— STATED PROBLEM —
Copy every line of the records below without changing anything.

Data taken from a collection:
## begin
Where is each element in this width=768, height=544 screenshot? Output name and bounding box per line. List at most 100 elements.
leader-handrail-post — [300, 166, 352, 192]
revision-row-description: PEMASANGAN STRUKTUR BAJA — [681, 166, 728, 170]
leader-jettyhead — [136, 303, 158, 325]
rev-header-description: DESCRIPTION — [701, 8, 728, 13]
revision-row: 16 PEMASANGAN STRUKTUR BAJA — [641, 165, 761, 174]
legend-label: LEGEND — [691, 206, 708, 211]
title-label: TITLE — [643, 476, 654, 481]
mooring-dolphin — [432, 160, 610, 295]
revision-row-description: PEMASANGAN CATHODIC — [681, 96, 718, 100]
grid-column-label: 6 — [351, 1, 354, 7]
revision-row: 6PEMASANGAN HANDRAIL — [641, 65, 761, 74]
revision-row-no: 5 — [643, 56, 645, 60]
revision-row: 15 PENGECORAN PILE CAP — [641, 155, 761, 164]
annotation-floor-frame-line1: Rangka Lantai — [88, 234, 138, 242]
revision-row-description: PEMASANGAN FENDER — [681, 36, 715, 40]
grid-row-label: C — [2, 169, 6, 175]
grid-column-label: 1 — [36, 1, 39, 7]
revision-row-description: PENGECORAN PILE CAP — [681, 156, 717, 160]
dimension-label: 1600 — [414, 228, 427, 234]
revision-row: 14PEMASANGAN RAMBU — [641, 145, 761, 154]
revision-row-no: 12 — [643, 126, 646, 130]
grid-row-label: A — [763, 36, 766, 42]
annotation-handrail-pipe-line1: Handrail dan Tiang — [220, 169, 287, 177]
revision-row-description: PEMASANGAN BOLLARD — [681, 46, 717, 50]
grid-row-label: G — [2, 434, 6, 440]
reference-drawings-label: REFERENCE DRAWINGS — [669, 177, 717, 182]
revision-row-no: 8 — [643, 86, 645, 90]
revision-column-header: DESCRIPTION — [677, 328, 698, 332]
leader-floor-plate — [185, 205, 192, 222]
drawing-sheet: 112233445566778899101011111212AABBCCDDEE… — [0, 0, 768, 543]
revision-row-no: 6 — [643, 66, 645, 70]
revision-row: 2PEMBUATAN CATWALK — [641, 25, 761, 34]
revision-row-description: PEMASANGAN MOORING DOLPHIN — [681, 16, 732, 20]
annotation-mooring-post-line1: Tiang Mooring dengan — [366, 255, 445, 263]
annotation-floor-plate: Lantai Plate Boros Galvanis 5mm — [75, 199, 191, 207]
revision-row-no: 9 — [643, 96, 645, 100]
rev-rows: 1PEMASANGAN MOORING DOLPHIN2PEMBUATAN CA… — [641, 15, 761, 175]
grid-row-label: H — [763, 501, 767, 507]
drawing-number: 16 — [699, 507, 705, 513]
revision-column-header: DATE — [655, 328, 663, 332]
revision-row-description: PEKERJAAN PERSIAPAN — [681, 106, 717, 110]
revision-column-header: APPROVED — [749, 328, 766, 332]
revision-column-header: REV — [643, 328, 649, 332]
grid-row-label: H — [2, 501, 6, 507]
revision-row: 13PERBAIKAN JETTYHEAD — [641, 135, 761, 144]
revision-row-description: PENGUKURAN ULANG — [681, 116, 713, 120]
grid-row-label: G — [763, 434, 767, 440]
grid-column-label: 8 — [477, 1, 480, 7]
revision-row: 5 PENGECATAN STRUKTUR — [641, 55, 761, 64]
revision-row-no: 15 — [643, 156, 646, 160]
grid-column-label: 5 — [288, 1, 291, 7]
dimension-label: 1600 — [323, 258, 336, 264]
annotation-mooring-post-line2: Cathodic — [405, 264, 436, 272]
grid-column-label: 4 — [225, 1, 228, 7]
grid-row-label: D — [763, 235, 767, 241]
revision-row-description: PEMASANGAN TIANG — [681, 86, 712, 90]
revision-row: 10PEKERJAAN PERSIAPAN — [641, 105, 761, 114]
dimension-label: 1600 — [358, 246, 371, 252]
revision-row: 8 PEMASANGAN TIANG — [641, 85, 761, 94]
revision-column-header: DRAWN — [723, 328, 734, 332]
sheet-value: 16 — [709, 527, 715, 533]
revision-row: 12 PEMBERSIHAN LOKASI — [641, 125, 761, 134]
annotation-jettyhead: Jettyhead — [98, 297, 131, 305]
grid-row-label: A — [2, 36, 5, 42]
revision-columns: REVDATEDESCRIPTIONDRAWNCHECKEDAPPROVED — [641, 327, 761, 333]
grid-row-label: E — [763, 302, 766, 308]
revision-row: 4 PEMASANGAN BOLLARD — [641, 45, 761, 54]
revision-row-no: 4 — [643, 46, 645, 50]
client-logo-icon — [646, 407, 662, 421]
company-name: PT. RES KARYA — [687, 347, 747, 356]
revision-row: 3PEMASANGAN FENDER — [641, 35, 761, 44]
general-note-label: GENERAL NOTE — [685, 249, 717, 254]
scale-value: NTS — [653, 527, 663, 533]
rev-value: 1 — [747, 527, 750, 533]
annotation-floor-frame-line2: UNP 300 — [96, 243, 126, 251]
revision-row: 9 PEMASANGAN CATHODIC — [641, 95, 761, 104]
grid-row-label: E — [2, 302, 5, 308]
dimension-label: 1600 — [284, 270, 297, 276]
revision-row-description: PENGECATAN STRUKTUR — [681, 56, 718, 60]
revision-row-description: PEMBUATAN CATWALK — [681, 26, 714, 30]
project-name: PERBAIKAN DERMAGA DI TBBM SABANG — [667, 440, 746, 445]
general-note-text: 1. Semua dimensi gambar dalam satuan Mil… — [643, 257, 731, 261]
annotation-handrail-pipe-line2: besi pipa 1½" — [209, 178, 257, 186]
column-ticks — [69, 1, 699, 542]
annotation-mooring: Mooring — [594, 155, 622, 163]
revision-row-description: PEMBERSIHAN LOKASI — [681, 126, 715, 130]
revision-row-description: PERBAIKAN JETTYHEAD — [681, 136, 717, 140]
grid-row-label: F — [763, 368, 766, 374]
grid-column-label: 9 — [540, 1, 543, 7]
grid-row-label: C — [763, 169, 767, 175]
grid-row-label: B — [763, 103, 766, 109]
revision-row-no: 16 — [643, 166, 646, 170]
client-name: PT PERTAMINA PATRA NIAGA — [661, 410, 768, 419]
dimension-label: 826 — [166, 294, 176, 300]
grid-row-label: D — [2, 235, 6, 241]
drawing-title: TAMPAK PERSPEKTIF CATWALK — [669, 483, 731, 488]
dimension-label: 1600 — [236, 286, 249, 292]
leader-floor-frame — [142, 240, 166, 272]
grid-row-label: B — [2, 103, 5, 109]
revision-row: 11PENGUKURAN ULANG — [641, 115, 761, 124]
## end
— WRITTEN SOLUTION —
Where is each element in this width=768, height=544 screenshot? Output name and bounding box per line. List at most 100 elements.
leader-handrail-post — [300, 166, 352, 192]
revision-row-description: PEMASANGAN STRUKTUR BAJA — [681, 166, 728, 170]
leader-jettyhead — [136, 303, 158, 325]
rev-header-description: DESCRIPTION — [701, 8, 728, 13]
revision-row: 16 PEMASANGAN STRUKTUR BAJA — [641, 165, 761, 174]
legend-label: LEGEND — [691, 206, 708, 211]
title-label: TITLE — [643, 476, 654, 481]
mooring-dolphin — [432, 160, 610, 295]
revision-row-description: PEMASANGAN CATHODIC — [681, 96, 718, 100]
grid-column-label: 6 — [351, 1, 354, 7]
revision-row: 6PEMASANGAN HANDRAIL — [641, 65, 761, 74]
revision-row-no: 5 — [643, 56, 645, 60]
revision-row: 15 PENGECORAN PILE CAP — [641, 155, 761, 164]
annotation-floor-frame-line1: Rangka Lantai — [88, 234, 138, 242]
revision-row-description: PEMASANGAN FENDER — [681, 36, 715, 40]
grid-row-label: C — [2, 169, 6, 175]
grid-column-label: 1 — [36, 1, 39, 7]
revision-row-description: PENGECORAN PILE CAP — [681, 156, 717, 160]
dimension-label: 1600 — [414, 228, 427, 234]
revision-row: 14PEMASANGAN RAMBU — [641, 145, 761, 154]
revision-row-no: 12 — [643, 126, 646, 130]
grid-row-label: A — [763, 36, 766, 42]
annotation-handrail-pipe-line1: Handrail dan Tiang — [220, 169, 287, 177]
revision-row-description: PEMASANGAN BOLLARD — [681, 46, 717, 50]
grid-row-label: G — [2, 434, 6, 440]
reference-drawings-label: REFERENCE DRAWINGS — [669, 177, 717, 182]
revision-row-no: 8 — [643, 86, 645, 90]
revision-column-header: DESCRIPTION — [677, 328, 698, 332]
leader-floor-plate — [185, 205, 192, 222]
drawing-sheet: 112233445566778899101011111212AABBCCDDEE… — [0, 0, 768, 543]
revision-row-no: 6 — [643, 66, 645, 70]
revision-row: 2PEMBUATAN CATWALK — [641, 25, 761, 34]
revision-row-description: PEMASANGAN MOORING DOLPHIN — [681, 16, 732, 20]
annotation-mooring-post-line1: Tiang Mooring dengan — [366, 255, 445, 263]
annotation-floor-plate: Lantai Plate Boros Galvanis 5mm — [75, 199, 191, 207]
revision-row-no: 9 — [643, 96, 645, 100]
rev-rows: 1PEMASANGAN MOORING DOLPHIN2PEMBUATAN CA… — [641, 15, 761, 175]
grid-row-label: H — [763, 501, 767, 507]
drawing-number: 16 — [699, 507, 705, 513]
revision-column-header: DATE — [655, 328, 663, 332]
revision-row-description: PEKERJAAN PERSIAPAN — [681, 106, 717, 110]
revision-column-header: APPROVED — [749, 328, 766, 332]
revision-column-header: REV — [643, 328, 649, 332]
grid-row-label: H — [2, 501, 6, 507]
revision-row: 13PERBAIKAN JETTYHEAD — [641, 135, 761, 144]
revision-row-description: PENGUKURAN ULANG — [681, 116, 713, 120]
grid-row-label: G — [763, 434, 767, 440]
grid-column-label: 8 — [477, 1, 480, 7]
revision-row: 5 PENGECATAN STRUKTUR — [641, 55, 761, 64]
revision-row-no: 15 — [643, 156, 646, 160]
grid-column-label: 5 — [288, 1, 291, 7]
dimension-label: 1600 — [323, 258, 336, 264]
annotation-mooring-post-line2: Cathodic — [405, 264, 436, 272]
grid-column-label: 4 — [225, 1, 228, 7]
grid-row-label: D — [763, 235, 767, 241]
revision-row-description: PEMASANGAN TIANG — [681, 86, 712, 90]
revision-row: 10PEKERJAAN PERSIAPAN — [641, 105, 761, 114]
dimension-label: 1600 — [358, 246, 371, 252]
revision-row: 8 PEMASANGAN TIANG — [641, 85, 761, 94]
revision-column-header: DRAWN — [723, 328, 734, 332]
sheet-value: 16 — [709, 527, 715, 533]
revision-row: 12 PEMBERSIHAN LOKASI — [641, 125, 761, 134]
annotation-jettyhead: Jettyhead — [98, 297, 131, 305]
grid-row-label: A — [2, 36, 5, 42]
revision-columns: REVDATEDESCRIPTIONDRAWNCHECKEDAPPROVED — [641, 327, 761, 333]
grid-row-label: E — [763, 302, 766, 308]
revision-row: 4 PEMASANGAN BOLLARD — [641, 45, 761, 54]
revision-row-no: 4 — [643, 46, 645, 50]
client-logo-icon — [646, 407, 662, 421]
company-name: PT. RES KARYA — [687, 347, 747, 356]
revision-row: 3PEMASANGAN FENDER — [641, 35, 761, 44]
general-note-label: GENERAL NOTE — [685, 249, 717, 254]
scale-value: NTS — [653, 527, 663, 533]
rev-value: 1 — [747, 527, 750, 533]
annotation-floor-frame-line2: UNP 300 — [96, 243, 126, 251]
revision-row: 9 PEMASANGAN CATHODIC — [641, 95, 761, 104]
grid-row-label: E — [2, 302, 5, 308]
dimension-label: 1600 — [284, 270, 297, 276]
revision-row-description: PENGECATAN STRUKTUR — [681, 56, 718, 60]
revision-row-description: PEMBUATAN CATWALK — [681, 26, 714, 30]
project-name: PERBAIKAN DERMAGA DI TBBM SABANG — [667, 440, 746, 445]
general-note-text: 1. Semua dimensi gambar dalam satuan Mil… — [643, 257, 731, 261]
annotation-handrail-pipe-line2: besi pipa 1½" — [209, 178, 257, 186]
column-ticks — [69, 1, 699, 542]
annotation-mooring: Mooring — [594, 155, 622, 163]
revision-row-description: PEMBERSIHAN LOKASI — [681, 126, 715, 130]
revision-row-description: PERBAIKAN JETTYHEAD — [681, 136, 717, 140]
grid-row-label: F — [763, 368, 766, 374]
grid-column-label: 9 — [540, 1, 543, 7]
grid-row-label: C — [763, 169, 767, 175]
grid-row-label: B — [763, 103, 766, 109]
revision-row-no: 16 — [643, 166, 646, 170]
client-name: PT PERTAMINA PATRA NIAGA — [661, 410, 768, 419]
dimension-label: 826 — [166, 294, 176, 300]
grid-row-label: D — [2, 235, 6, 241]
drawing-title: TAMPAK PERSPEKTIF CATWALK — [669, 483, 731, 488]
dimension-label: 1600 — [236, 286, 249, 292]
leader-floor-frame — [142, 240, 166, 272]
grid-row-label: B — [2, 103, 5, 109]
revision-row: 11PENGUKURAN ULANG — [641, 115, 761, 124]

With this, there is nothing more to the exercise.